[Figure record listings]
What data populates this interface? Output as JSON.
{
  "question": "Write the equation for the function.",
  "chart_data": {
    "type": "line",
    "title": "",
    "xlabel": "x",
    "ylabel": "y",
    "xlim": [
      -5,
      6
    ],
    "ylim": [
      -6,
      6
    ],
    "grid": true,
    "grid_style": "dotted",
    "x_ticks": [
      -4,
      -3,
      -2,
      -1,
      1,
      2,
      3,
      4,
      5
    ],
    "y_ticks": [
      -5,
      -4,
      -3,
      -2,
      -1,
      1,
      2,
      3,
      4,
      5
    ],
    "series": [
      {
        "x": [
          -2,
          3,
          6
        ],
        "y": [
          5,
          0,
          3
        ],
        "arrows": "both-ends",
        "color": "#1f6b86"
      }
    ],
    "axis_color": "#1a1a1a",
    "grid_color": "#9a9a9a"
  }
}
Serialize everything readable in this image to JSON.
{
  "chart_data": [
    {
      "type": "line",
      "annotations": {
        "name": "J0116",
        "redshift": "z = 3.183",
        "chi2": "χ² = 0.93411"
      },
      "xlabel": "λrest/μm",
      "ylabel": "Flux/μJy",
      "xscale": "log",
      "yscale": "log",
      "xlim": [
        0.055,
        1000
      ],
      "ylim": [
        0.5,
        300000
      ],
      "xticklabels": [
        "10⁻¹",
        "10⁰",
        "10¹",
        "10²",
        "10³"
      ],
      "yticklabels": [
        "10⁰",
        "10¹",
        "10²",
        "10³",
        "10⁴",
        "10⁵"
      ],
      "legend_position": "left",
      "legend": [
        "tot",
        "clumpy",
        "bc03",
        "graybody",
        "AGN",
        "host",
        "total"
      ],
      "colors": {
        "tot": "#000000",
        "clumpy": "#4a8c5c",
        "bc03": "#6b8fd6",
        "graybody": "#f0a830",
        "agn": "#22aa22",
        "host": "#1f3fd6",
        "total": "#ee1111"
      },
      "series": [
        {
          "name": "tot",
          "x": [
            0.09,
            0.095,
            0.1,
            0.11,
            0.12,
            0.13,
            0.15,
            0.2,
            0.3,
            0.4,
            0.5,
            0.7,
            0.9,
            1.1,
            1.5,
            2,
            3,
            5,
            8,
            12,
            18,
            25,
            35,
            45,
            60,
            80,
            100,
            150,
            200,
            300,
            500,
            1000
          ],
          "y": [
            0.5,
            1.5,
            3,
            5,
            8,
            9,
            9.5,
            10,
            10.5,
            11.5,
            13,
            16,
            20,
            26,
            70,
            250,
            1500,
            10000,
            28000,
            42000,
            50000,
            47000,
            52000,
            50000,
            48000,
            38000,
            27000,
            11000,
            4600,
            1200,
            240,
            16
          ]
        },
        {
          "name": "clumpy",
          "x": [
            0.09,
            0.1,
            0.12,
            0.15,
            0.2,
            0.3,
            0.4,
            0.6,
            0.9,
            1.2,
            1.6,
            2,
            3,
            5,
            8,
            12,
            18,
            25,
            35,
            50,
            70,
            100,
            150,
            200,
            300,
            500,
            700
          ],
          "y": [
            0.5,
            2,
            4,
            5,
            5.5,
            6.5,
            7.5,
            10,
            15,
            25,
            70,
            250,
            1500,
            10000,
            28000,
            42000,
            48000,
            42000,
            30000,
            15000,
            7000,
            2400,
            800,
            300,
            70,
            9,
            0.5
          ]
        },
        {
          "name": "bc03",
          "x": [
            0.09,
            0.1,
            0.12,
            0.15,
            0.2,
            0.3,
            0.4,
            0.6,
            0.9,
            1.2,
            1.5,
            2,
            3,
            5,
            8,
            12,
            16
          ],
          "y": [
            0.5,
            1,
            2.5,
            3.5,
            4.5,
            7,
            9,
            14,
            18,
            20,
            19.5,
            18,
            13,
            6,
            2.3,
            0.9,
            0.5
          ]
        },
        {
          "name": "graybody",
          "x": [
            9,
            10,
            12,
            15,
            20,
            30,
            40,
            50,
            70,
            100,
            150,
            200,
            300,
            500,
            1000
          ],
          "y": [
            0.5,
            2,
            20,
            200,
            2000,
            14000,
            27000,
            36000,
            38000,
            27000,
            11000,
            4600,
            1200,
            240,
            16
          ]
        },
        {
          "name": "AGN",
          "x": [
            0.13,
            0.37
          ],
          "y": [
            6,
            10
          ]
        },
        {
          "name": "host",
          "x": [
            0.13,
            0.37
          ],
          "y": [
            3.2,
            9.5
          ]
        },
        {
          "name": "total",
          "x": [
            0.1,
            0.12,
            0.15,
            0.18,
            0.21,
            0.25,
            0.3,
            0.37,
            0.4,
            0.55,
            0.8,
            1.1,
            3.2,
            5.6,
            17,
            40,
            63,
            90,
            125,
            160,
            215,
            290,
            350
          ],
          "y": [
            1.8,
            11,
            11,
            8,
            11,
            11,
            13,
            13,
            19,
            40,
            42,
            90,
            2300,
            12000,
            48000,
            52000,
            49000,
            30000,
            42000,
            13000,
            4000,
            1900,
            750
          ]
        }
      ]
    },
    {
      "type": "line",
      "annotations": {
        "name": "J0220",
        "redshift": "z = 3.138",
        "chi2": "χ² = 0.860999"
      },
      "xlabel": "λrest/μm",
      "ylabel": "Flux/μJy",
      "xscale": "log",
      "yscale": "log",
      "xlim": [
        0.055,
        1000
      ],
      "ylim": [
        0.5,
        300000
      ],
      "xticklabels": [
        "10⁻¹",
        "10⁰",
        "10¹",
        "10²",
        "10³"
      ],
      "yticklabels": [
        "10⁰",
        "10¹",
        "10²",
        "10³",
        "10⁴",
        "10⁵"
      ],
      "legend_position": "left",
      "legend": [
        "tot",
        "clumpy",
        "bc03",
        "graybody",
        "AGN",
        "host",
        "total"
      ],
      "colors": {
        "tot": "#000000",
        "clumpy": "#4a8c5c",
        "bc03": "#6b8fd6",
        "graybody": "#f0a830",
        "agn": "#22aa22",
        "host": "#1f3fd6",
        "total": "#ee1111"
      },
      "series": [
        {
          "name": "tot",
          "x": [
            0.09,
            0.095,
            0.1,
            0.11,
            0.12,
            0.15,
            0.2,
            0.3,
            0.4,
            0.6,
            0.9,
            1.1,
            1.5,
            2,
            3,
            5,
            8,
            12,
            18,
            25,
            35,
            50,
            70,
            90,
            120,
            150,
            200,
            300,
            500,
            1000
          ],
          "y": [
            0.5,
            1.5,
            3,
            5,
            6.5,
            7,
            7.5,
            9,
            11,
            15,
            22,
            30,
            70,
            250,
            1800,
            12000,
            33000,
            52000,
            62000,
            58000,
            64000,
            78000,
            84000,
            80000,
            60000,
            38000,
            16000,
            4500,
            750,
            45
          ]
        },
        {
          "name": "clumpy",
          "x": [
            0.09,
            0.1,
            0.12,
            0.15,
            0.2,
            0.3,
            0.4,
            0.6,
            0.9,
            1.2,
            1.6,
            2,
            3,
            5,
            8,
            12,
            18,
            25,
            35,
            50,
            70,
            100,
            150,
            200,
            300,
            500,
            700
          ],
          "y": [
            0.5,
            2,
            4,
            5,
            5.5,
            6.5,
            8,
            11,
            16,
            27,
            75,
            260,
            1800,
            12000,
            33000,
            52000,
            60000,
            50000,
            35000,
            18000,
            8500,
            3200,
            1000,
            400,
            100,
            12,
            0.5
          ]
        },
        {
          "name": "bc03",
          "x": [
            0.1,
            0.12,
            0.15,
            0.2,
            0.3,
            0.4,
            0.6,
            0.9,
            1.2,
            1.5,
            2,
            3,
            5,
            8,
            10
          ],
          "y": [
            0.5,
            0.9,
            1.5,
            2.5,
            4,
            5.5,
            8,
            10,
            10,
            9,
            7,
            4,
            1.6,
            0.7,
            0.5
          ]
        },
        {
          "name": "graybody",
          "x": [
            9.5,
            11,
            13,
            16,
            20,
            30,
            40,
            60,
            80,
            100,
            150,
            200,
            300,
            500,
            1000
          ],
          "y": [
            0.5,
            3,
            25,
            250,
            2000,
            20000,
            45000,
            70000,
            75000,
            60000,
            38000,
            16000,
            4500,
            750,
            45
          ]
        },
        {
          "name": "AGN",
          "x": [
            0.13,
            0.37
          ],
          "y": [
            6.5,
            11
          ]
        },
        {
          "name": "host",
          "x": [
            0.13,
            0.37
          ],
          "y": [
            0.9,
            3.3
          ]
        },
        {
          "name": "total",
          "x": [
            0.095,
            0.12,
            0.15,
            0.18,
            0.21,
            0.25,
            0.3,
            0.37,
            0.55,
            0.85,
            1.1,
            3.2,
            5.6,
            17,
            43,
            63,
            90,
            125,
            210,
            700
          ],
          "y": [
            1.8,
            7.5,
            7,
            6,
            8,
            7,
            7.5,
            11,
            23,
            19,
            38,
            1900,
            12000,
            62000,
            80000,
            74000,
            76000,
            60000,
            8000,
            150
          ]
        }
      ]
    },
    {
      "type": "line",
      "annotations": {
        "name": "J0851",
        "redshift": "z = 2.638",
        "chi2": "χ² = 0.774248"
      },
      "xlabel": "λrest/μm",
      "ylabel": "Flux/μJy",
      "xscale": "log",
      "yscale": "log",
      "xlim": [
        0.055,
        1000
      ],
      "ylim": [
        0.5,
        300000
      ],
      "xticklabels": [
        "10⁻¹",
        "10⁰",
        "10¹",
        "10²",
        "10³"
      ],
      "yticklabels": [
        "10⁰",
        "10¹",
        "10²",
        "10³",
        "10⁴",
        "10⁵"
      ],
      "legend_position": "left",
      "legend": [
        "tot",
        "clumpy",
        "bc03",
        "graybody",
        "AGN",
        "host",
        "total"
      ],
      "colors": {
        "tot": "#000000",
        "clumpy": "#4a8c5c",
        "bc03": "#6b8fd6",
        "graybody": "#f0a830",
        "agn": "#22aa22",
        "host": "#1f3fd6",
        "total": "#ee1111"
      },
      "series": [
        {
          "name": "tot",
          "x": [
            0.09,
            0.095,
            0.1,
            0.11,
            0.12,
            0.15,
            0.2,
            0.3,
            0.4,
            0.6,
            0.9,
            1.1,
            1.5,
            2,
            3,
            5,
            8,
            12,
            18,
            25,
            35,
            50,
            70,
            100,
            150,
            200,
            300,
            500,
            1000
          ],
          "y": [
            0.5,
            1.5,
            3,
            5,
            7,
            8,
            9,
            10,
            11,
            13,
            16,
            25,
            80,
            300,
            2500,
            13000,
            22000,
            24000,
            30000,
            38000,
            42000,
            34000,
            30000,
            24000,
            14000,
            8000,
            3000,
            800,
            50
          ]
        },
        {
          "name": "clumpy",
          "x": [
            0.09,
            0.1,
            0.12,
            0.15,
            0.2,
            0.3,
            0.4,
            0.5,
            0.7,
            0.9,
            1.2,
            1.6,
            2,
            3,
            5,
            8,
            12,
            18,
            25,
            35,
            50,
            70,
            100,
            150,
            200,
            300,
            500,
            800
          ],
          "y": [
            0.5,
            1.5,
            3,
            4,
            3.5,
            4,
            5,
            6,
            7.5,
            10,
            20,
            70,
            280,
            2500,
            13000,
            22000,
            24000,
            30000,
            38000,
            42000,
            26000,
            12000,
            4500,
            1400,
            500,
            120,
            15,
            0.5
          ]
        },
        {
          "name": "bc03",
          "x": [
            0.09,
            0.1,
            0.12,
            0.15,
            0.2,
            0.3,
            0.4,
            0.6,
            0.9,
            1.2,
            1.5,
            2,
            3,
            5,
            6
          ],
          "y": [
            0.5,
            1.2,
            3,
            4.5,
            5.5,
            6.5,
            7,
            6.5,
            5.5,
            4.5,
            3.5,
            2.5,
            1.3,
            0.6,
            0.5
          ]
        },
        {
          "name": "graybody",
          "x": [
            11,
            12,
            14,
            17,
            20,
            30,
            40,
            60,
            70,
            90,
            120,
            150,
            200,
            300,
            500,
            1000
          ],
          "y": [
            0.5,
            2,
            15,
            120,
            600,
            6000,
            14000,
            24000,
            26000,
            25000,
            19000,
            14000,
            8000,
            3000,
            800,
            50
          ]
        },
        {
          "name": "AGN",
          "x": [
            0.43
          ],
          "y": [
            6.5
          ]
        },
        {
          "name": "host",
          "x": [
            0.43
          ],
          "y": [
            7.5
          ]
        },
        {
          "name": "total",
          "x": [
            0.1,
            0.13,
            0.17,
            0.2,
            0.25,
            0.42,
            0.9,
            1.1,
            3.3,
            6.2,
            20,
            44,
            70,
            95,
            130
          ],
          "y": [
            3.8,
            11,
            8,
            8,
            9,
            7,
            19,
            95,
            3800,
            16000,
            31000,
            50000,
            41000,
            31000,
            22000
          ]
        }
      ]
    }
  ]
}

* [Given instruction]
Which lines hold the word "JSON"? Return all of them from the records above.

* [Solution to the exercise]
What data populates this interface? Output as JSON.
Serialize everything readable in this image to JSON.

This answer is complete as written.